● **REQUIREMENT**
Select lines where the word "experience" appears.

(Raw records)
++++++++++
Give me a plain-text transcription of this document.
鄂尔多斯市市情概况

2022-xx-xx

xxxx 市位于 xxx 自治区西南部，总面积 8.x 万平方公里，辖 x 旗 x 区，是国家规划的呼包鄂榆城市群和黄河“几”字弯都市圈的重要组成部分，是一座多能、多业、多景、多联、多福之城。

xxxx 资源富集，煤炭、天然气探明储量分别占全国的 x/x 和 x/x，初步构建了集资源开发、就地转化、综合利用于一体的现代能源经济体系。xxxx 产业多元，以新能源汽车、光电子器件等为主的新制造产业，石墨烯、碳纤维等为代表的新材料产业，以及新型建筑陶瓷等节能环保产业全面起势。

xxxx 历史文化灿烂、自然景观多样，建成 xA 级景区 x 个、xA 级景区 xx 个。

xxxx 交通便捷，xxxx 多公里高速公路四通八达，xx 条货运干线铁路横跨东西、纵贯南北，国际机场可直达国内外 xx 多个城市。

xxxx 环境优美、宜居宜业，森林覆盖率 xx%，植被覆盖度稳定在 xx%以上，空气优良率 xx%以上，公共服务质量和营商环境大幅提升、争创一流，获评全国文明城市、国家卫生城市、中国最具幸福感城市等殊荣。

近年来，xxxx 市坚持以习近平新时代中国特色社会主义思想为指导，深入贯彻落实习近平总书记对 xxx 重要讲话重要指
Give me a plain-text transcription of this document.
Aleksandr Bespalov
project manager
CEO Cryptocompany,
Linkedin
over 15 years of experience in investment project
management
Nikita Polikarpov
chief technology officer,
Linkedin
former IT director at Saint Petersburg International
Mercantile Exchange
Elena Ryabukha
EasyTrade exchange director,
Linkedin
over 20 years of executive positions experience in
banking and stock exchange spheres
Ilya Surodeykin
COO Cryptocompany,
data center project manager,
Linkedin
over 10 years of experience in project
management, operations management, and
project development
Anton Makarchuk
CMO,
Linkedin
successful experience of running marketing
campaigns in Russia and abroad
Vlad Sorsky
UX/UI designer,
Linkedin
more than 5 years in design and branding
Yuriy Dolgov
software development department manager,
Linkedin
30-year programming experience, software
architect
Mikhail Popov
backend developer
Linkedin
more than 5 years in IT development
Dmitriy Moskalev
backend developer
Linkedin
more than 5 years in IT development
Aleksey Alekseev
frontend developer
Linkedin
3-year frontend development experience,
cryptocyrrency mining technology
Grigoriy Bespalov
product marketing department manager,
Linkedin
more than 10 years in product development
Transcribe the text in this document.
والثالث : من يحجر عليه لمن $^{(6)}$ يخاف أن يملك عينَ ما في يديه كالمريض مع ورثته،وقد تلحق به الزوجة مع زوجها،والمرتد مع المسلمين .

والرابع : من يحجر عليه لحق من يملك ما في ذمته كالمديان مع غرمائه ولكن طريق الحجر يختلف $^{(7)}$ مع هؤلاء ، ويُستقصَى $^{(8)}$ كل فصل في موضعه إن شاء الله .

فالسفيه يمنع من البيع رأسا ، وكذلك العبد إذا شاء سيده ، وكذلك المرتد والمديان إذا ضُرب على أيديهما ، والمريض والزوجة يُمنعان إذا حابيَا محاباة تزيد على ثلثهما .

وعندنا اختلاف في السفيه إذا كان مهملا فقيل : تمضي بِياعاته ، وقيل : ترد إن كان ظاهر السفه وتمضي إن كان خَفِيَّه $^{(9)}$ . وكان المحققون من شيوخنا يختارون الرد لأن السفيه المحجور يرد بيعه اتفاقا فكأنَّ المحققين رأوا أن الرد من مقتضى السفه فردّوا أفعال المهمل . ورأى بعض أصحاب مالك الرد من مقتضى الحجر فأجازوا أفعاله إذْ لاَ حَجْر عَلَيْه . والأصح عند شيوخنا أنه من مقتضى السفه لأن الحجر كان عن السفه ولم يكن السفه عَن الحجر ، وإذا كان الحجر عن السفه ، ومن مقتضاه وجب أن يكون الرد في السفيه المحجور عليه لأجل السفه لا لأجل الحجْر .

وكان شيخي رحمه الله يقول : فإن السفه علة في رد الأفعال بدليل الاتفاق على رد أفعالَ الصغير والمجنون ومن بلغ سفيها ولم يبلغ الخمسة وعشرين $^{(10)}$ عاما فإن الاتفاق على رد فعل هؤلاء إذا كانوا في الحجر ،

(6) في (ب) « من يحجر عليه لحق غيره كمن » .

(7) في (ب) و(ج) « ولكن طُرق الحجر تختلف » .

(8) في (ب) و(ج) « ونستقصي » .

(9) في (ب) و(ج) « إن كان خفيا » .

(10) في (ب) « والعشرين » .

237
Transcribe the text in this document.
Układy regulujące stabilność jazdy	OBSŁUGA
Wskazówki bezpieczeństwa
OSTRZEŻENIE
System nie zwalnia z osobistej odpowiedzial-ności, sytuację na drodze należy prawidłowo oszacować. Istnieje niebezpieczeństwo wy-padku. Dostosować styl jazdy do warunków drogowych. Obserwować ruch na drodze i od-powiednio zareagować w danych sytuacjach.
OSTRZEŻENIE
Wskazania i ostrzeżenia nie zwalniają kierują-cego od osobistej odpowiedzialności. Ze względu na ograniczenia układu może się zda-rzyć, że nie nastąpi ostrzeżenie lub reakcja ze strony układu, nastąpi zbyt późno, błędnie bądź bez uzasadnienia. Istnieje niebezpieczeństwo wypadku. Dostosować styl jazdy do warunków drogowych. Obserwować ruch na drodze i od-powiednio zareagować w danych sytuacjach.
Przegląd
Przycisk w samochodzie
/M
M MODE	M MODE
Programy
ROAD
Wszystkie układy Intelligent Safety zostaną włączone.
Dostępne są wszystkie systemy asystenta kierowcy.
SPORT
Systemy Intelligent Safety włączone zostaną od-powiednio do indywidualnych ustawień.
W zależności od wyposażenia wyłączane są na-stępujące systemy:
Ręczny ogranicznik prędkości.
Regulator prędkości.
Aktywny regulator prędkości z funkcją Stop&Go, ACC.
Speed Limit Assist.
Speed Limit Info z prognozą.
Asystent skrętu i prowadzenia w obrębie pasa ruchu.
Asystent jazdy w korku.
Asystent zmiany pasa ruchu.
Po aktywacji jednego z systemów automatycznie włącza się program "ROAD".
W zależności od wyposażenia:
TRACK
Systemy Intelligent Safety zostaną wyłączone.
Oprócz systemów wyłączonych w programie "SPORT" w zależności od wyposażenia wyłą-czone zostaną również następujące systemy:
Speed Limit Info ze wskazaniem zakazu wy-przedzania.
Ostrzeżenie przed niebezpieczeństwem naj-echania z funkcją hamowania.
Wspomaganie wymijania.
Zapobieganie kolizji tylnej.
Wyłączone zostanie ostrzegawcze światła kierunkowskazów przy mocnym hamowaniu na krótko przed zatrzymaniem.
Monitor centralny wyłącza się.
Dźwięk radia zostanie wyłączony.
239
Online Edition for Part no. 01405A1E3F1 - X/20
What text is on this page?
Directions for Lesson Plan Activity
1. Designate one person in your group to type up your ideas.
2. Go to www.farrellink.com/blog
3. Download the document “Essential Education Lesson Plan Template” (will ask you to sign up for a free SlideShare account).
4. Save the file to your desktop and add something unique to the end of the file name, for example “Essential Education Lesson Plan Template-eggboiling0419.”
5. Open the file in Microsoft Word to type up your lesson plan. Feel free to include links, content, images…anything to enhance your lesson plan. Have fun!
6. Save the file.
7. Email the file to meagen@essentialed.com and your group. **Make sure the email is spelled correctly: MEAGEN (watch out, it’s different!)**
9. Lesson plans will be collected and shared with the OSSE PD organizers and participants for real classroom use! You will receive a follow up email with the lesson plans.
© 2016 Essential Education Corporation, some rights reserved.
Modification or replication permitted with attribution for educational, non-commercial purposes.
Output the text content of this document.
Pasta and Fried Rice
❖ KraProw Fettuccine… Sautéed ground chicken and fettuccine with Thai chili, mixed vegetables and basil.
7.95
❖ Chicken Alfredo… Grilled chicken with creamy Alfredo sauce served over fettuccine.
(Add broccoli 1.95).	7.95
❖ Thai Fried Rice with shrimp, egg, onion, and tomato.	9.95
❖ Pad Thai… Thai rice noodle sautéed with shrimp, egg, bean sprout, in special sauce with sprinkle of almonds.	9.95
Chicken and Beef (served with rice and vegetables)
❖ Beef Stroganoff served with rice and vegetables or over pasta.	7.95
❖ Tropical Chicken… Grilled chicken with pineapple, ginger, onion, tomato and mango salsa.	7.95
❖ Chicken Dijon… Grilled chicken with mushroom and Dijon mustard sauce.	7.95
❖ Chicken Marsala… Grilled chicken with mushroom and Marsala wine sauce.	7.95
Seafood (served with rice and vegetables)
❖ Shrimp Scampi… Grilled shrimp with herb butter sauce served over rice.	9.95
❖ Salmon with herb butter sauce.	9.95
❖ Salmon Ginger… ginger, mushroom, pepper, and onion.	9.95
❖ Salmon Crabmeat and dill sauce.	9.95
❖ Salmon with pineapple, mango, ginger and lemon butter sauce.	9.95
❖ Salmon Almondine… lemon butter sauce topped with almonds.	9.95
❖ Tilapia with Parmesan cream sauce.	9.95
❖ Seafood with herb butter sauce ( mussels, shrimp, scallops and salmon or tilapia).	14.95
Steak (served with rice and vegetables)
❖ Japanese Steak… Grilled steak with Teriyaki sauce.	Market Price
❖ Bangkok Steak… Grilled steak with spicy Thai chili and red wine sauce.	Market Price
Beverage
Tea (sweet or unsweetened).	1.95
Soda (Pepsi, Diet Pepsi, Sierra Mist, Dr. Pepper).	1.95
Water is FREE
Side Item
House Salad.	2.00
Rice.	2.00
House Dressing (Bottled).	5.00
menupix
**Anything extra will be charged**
++++++++++
● **ANSWER TO THIS PROBLEM**
over 15 years of experience in investment project
over 20 years of executive positions experience in
over 10 years of experience in project
successful experience of running marketing
30-year programming experience, software
3-year frontend development experience,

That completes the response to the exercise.